Written exercise A: What is this sentence from the energy security text in Spanish: "For the medium term, the era of cheap energy is behind us."?

Page text:
----------------

Energy security is a front-of-mind issue for the people of the world. We face the difficult fact that the current market environment is a tough one, and the energy industry is working hard to keep the energy flowing. The oil price is close to the real-term record set in 1979. Every geopolitical event causes a spike in the price, but these spikes only happen because the underlying market is itself tight. Strong demand is coming mostly from the developing world, led by China, and it is a lesser known fact that rising demand is also coming from oil and gas producing nations themselves, many of which are using their booming oil revenues to invest in their own economies.


Oil supplies have not already peaked. There are, at the very least, 40 years of proved oil reserves left, at current rates of production, and over 60 years of natural gas. Unfortunately, political and technical obstacles hinder bringing these reserves to market, and become more challenging all the time. For the medium term, the era of cheap energy is behind us.

----------------

Dataset rows:

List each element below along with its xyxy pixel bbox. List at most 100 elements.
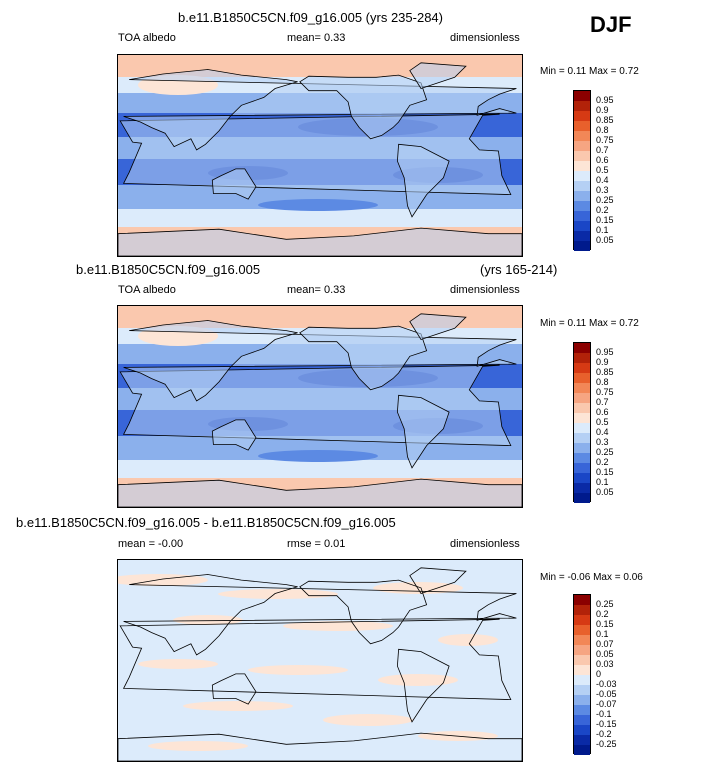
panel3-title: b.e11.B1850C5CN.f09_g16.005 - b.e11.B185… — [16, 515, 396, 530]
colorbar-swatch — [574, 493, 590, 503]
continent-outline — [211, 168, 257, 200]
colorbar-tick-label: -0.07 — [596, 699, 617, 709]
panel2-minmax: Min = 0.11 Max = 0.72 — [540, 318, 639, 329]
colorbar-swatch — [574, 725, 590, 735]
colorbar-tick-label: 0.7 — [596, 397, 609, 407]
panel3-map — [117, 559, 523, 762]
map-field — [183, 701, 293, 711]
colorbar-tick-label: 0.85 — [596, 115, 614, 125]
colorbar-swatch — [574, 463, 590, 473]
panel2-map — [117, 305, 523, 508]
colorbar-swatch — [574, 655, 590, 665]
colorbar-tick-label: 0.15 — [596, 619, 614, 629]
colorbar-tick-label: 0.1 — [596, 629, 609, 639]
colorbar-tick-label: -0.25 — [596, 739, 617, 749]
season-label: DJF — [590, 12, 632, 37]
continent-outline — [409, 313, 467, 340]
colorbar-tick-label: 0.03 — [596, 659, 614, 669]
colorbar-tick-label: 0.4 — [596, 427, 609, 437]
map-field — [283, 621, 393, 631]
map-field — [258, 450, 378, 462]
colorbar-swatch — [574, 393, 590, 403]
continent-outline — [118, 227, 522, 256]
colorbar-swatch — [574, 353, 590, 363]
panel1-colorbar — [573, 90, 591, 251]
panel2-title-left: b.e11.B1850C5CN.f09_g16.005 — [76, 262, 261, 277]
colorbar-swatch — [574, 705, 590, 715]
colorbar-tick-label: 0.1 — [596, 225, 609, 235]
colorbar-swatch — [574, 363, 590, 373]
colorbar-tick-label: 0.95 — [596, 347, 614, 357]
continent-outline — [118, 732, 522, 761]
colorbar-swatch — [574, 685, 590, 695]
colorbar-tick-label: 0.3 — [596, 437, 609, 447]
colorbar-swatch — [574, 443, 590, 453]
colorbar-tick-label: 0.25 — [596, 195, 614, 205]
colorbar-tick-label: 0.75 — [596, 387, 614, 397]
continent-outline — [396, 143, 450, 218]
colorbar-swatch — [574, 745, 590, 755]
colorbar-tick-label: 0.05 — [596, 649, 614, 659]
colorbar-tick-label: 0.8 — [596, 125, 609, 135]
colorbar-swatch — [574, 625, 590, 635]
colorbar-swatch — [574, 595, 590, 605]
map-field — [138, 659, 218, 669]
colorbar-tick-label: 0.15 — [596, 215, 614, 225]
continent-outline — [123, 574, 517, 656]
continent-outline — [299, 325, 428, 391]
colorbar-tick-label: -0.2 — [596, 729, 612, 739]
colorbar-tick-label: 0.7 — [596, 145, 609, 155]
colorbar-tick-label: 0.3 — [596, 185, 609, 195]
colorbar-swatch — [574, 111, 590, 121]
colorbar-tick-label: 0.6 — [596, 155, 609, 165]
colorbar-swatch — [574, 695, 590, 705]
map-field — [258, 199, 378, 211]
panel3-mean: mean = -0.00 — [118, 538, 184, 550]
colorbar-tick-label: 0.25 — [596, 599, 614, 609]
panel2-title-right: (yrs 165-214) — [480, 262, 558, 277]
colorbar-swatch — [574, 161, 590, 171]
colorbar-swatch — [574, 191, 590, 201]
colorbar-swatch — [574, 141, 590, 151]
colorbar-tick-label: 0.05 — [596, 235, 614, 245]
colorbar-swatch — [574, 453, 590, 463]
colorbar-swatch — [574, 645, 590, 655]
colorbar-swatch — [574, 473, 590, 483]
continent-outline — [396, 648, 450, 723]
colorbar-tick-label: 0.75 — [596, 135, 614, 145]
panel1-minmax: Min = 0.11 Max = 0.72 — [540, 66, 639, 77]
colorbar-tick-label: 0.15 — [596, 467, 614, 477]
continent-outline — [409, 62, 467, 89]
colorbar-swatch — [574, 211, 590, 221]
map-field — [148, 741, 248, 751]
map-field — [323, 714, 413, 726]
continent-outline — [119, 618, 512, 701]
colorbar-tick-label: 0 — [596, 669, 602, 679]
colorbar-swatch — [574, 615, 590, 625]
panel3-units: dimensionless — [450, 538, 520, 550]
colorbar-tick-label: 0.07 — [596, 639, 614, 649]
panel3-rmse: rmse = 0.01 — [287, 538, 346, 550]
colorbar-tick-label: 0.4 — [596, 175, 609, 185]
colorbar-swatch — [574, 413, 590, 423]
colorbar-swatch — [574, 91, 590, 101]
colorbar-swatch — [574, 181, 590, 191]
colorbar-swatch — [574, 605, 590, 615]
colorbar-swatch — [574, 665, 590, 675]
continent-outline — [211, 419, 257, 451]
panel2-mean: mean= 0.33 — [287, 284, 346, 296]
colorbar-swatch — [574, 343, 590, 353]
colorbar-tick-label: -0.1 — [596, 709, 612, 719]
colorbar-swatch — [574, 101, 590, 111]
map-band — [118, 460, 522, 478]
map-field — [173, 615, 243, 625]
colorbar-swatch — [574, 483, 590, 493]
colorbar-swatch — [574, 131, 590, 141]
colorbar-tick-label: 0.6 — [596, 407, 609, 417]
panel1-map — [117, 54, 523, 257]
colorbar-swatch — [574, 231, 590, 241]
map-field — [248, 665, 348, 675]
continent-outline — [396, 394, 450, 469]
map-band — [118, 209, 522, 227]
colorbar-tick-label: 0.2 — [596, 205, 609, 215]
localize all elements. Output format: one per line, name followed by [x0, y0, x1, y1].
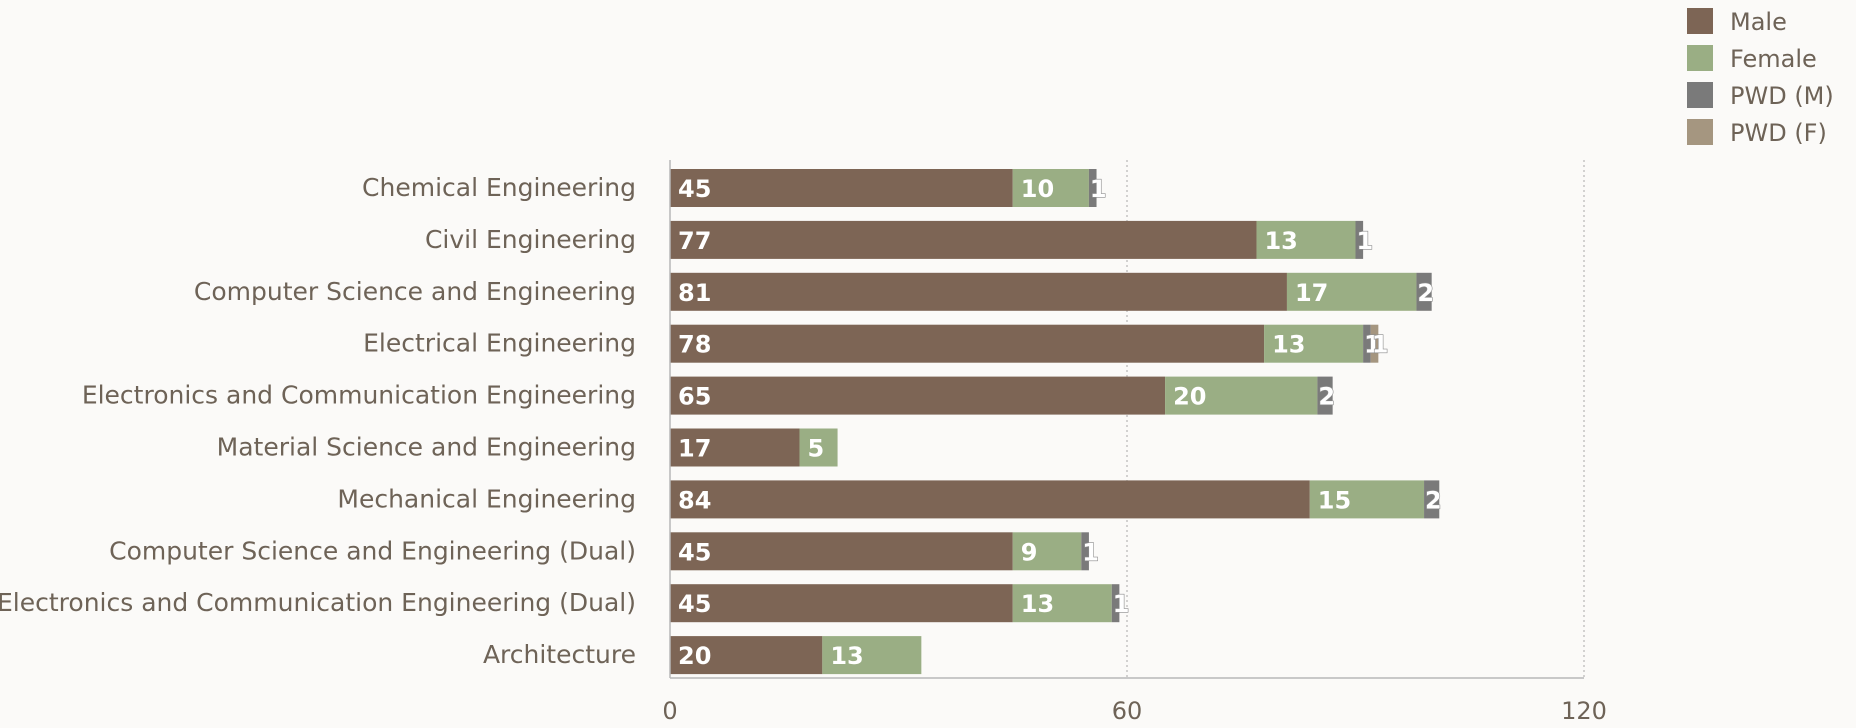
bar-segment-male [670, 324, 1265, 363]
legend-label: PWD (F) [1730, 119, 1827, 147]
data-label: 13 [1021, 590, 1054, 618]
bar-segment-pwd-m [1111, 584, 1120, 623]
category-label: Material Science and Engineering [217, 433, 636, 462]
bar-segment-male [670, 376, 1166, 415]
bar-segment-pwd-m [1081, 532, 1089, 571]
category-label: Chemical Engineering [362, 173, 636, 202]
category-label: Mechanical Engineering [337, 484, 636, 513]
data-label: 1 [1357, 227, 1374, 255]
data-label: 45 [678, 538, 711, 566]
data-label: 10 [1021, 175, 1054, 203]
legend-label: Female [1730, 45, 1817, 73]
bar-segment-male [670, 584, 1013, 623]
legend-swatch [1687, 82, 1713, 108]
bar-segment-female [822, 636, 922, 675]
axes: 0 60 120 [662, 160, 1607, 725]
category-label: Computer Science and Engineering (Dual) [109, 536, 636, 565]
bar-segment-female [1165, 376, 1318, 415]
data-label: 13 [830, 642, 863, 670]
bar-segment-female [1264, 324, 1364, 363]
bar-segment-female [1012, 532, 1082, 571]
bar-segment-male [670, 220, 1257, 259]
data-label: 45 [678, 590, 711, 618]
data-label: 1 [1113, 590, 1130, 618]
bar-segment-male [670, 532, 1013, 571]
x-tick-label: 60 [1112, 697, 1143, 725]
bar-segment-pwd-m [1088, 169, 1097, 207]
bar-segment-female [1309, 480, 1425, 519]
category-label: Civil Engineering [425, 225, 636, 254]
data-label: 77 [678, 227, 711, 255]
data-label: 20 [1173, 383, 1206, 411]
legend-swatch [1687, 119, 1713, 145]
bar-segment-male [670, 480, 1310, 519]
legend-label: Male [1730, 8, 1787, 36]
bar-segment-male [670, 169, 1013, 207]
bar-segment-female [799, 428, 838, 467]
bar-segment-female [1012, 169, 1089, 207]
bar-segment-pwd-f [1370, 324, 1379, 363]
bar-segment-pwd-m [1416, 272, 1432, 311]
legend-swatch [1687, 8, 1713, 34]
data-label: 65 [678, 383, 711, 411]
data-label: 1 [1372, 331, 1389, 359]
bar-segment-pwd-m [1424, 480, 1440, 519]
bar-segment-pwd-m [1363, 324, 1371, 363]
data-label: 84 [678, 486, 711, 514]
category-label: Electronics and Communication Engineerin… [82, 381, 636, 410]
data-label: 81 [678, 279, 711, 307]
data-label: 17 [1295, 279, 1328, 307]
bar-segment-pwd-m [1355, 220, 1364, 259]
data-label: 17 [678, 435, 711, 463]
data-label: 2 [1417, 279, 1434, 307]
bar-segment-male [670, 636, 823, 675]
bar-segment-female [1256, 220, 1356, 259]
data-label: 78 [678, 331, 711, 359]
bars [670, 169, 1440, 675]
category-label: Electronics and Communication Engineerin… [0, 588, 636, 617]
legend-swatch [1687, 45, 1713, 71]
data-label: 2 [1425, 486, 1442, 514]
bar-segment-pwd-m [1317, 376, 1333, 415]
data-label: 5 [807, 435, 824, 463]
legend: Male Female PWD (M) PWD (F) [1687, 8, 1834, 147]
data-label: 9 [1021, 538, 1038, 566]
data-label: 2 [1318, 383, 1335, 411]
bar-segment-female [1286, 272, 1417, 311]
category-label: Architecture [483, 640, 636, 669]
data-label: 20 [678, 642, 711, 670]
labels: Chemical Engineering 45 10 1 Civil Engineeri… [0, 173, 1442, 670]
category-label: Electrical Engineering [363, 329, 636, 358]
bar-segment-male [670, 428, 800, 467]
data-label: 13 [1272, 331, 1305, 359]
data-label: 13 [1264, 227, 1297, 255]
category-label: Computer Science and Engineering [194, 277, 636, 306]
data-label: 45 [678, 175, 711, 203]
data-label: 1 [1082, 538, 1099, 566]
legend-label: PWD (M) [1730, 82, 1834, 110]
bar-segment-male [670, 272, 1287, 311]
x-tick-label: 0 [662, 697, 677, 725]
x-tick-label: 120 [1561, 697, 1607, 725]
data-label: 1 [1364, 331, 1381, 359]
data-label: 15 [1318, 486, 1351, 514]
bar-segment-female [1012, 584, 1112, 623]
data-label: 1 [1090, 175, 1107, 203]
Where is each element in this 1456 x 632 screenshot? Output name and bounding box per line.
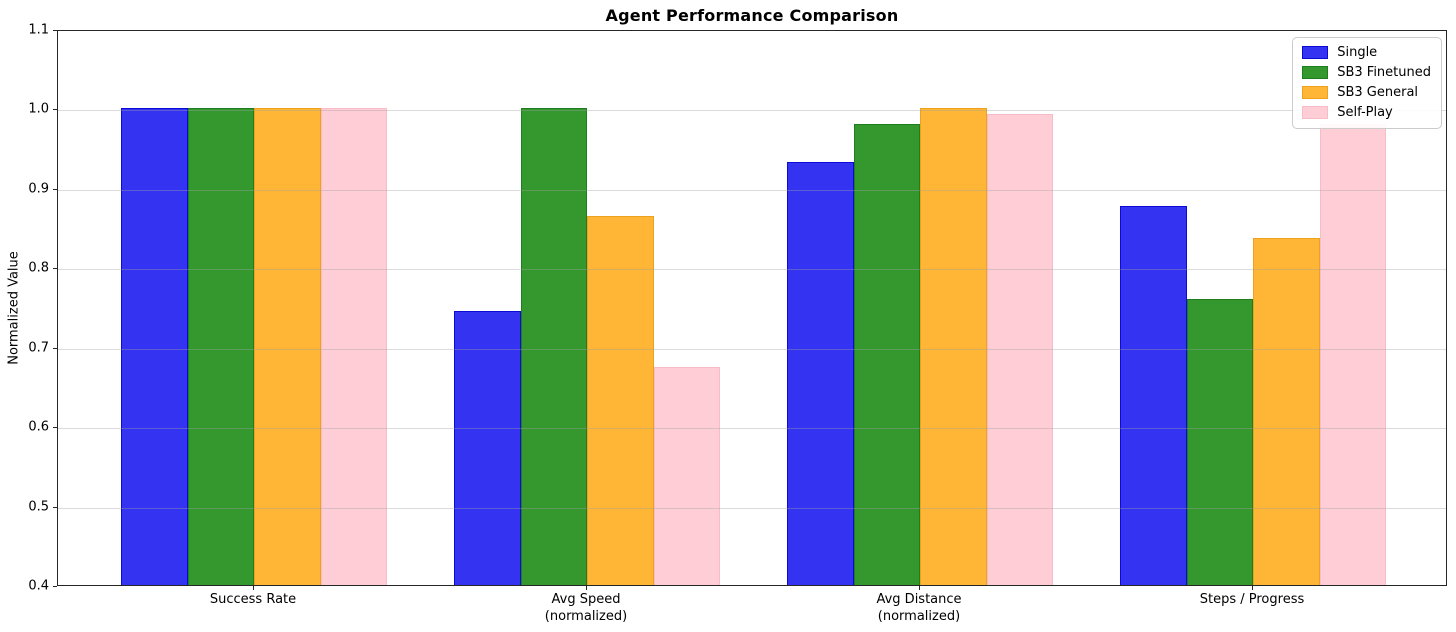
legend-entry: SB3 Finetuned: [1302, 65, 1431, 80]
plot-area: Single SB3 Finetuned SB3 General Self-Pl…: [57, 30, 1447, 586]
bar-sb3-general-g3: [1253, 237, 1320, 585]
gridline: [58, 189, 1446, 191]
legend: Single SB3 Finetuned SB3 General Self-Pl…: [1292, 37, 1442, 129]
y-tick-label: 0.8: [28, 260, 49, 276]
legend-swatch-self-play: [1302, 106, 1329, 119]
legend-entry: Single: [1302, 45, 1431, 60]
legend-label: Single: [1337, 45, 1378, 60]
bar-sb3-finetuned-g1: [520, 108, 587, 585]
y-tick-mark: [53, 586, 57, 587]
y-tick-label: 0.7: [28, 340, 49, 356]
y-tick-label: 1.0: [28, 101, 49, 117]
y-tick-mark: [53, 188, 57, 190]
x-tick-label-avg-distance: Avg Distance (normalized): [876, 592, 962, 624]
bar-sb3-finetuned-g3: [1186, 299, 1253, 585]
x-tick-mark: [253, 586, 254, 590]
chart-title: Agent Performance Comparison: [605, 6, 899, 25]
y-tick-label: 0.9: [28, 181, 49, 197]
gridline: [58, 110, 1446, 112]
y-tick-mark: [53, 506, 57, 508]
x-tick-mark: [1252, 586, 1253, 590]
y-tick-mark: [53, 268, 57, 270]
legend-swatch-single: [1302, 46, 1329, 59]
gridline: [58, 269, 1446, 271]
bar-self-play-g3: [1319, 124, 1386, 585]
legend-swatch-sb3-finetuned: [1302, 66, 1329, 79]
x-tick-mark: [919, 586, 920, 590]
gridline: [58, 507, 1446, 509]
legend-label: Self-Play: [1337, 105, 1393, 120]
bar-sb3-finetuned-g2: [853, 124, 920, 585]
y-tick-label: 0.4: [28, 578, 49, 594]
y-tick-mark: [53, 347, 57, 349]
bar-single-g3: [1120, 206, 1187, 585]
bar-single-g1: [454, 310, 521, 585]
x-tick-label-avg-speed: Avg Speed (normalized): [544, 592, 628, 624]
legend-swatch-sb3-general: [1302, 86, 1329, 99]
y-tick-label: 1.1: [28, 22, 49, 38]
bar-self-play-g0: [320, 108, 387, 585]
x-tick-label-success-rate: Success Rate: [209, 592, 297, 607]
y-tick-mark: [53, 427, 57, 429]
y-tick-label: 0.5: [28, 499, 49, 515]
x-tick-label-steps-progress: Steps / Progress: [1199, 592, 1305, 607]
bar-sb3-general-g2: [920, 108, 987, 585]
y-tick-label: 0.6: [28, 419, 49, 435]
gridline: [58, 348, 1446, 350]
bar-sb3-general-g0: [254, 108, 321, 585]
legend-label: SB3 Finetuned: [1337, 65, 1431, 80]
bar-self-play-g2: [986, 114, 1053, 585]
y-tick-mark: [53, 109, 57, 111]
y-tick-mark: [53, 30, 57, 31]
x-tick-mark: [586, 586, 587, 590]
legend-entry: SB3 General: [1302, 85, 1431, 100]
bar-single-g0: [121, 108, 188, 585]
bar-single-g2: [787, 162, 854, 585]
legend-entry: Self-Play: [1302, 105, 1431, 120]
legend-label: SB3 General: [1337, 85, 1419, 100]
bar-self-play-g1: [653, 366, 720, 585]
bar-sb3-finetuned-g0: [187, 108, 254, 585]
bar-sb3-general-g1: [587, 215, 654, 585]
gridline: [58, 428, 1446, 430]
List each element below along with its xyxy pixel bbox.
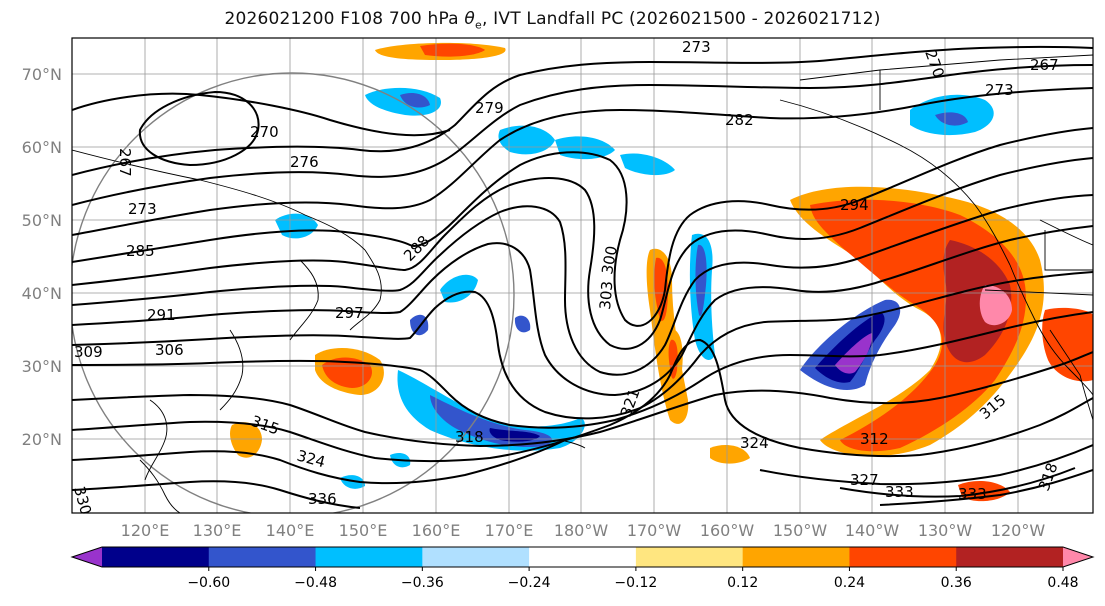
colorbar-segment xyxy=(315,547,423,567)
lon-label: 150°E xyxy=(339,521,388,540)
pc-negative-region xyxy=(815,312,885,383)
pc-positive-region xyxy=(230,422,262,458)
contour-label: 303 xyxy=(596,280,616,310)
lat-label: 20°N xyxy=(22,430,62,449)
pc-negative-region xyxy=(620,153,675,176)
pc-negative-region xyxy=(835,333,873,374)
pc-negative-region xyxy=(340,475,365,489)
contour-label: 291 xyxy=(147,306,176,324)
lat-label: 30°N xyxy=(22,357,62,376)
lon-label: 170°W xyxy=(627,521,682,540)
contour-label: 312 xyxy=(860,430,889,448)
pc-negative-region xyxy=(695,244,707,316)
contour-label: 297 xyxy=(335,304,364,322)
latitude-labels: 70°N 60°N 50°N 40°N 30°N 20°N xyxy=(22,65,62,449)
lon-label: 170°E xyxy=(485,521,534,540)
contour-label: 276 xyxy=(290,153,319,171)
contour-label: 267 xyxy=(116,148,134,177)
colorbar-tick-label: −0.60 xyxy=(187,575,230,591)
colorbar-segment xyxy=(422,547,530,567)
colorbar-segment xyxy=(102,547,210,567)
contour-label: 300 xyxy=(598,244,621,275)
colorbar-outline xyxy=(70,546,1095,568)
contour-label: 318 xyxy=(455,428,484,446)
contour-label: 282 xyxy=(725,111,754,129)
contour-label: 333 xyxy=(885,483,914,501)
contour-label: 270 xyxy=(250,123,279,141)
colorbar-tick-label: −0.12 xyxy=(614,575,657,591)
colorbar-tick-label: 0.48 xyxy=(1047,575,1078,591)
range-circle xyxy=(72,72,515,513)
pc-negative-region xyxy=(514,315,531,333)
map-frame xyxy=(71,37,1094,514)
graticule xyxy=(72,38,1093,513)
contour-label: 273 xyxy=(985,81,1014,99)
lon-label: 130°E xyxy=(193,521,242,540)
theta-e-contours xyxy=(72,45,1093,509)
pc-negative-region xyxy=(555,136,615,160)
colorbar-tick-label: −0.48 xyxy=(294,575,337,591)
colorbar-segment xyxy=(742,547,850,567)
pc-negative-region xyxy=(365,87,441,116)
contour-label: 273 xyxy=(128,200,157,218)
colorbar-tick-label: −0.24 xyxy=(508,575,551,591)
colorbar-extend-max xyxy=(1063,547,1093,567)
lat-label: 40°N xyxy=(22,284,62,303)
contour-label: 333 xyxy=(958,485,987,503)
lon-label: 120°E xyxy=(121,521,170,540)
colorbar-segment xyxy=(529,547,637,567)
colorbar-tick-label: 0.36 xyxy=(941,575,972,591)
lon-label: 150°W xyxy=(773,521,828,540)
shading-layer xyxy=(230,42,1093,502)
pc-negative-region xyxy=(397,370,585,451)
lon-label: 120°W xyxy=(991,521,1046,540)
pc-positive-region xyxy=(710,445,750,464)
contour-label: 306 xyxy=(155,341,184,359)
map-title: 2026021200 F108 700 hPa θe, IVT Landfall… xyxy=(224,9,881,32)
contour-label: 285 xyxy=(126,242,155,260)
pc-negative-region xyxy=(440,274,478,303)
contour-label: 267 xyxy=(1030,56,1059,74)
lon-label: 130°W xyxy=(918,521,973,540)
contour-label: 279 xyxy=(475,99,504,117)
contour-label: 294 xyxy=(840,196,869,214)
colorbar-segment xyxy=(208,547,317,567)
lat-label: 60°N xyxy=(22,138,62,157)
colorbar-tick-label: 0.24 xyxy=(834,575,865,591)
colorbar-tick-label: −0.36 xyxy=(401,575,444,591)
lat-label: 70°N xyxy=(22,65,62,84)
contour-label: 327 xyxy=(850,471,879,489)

----------------

Written exercise B: Can you return, unchanged, the lines of the entries from the line with "colorbar-segment xyxy=(315,547,423,567)" to the line with "map-title: 2026021200 F108"?

Full answer A: A medio plazo, la era de la energía barata ha quedado atrás.

Full answer B:
colorbar-segment xyxy=(315,547,423,567)
lon-label: 150°E xyxy=(339,521,388,540)
pc-negative-region xyxy=(815,312,885,383)
pc-positive-region xyxy=(230,422,262,458)
contour-label: 303 xyxy=(596,280,616,310)
lat-label: 20°N xyxy=(22,430,62,449)
pc-negative-region xyxy=(620,153,675,176)
pc-negative-region xyxy=(835,333,873,374)
pc-negative-region xyxy=(340,475,365,489)
contour-label: 291 xyxy=(147,306,176,324)
lat-label: 30°N xyxy=(22,357,62,376)
lon-label: 170°W xyxy=(627,521,682,540)
contour-label: 312 xyxy=(860,430,889,448)
pc-negative-region xyxy=(695,244,707,316)
contour-label: 297 xyxy=(335,304,364,322)
latitude-labels: 70°N 60°N 50°N 40°N 30°N 20°N xyxy=(22,65,62,449)
lon-label: 170°E xyxy=(485,521,534,540)
contour-label: 276 xyxy=(290,153,319,171)
contour-label: 267 xyxy=(116,148,134,177)
colorbar-tick-label: −0.60 xyxy=(187,575,230,591)
colorbar-segment xyxy=(422,547,530,567)
colorbar-segment xyxy=(102,547,210,567)
contour-label: 300 xyxy=(598,244,621,275)
colorbar-outline xyxy=(70,546,1095,568)
contour-label: 318 xyxy=(455,428,484,446)
contour-label: 282 xyxy=(725,111,754,129)
contour-label: 333 xyxy=(885,483,914,501)
contour-label: 270 xyxy=(250,123,279,141)
colorbar-tick-label: −0.12 xyxy=(614,575,657,591)
colorbar-tick-label: 0.48 xyxy=(1047,575,1078,591)
range-circle xyxy=(72,72,515,513)
pc-negative-region xyxy=(514,315,531,333)
map-frame xyxy=(71,37,1094,514)
graticule xyxy=(72,38,1093,513)
contour-label: 273 xyxy=(985,81,1014,99)
lon-label: 130°E xyxy=(193,521,242,540)
theta-e-contours xyxy=(72,45,1093,509)
pc-negative-region xyxy=(555,136,615,160)
colorbar-tick-label: −0.48 xyxy=(294,575,337,591)
colorbar-segment xyxy=(742,547,850,567)
pc-negative-region xyxy=(365,87,441,116)
contour-label: 273 xyxy=(128,200,157,218)
colorbar-tick-label: −0.24 xyxy=(508,575,551,591)
colorbar-extend-max xyxy=(1063,547,1093,567)
lat-label: 40°N xyxy=(22,284,62,303)
contour-label: 333 xyxy=(958,485,987,503)
lon-label: 120°E xyxy=(121,521,170,540)
colorbar-segment xyxy=(529,547,637,567)
colorbar-tick-label: 0.36 xyxy=(941,575,972,591)
lon-label: 150°W xyxy=(773,521,828,540)
shading-layer xyxy=(230,42,1093,502)
pc-negative-region xyxy=(397,370,585,451)
lon-label: 120°W xyxy=(991,521,1046,540)
pc-positive-region xyxy=(710,445,750,464)
contour-label: 306 xyxy=(155,341,184,359)
map-title: 2026021200 F108 700 hPa θe, IVT Landfall… xyxy=(224,9,881,32)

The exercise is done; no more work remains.